Instructions to follow:
Produce an exact copy of all the records.

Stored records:
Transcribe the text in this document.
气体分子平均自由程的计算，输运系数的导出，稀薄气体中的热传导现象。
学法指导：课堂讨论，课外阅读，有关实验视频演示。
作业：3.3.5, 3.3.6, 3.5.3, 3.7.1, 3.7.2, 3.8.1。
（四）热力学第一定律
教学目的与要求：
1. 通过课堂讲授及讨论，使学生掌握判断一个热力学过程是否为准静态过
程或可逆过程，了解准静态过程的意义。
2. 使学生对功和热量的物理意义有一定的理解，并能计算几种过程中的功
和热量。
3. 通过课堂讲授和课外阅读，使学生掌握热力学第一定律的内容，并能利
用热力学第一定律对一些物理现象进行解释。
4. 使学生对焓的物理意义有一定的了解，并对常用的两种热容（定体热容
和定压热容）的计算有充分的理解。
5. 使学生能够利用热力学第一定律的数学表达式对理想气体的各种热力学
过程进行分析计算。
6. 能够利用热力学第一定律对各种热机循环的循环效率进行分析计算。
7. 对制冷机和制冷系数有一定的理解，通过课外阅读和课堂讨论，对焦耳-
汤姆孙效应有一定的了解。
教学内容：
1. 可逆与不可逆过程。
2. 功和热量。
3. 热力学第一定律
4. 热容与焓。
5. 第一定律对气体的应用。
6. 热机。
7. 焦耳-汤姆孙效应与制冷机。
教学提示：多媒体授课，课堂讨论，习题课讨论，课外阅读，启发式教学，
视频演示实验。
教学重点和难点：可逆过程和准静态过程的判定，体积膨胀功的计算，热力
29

Correct output:
Transcribe the text in this document.
气体分子平均自由程的计算，输运系数的导出，稀薄气体中的热传导现象。
学法指导：课堂讨论，课外阅读，有关实验视频演示。
作业：3.3.5, 3.3.6, 3.5.3, 3.7.1, 3.7.2, 3.8.1。
（四）热力学第一定律
教学目的与要求：
1. 通过课堂讲授及讨论，使学生掌握判断一个热力学过程是否为准静态过
程或可逆过程，了解准静态过程的意义。
2. 使学生对功和热量的物理意义有一定的理解，并能计算几种过程中的功
和热量。
3. 通过课堂讲授和课外阅读，使学生掌握热力学第一定律的内容，并能利
用热力学第一定律对一些物理现象进行解释。
4. 使学生对焓的物理意义有一定的了解，并对常用的两种热容（定体热容
和定压热容）的计算有充分的理解。
5. 使学生能够利用热力学第一定律的数学表达式对理想气体的各种热力学
过程进行分析计算。
6. 能够利用热力学第一定律对各种热机循环的循环效率进行分析计算。
7. 对制冷机和制冷系数有一定的理解，通过课外阅读和课堂讨论，对焦耳-
汤姆孙效应有一定的了解。
教学内容：
1. 可逆与不可逆过程。
2. 功和热量。
3. 热力学第一定律
4. 热容与焓。
5. 第一定律对气体的应用。
6. 热机。
7. 焦耳-汤姆孙效应与制冷机。
教学提示：多媒体授课，课堂讨论，习题课讨论，课外阅读，启发式教学，
视频演示实验。
教学重点和难点：可逆过程和准静态过程的判定，体积膨胀功的计算，热力
29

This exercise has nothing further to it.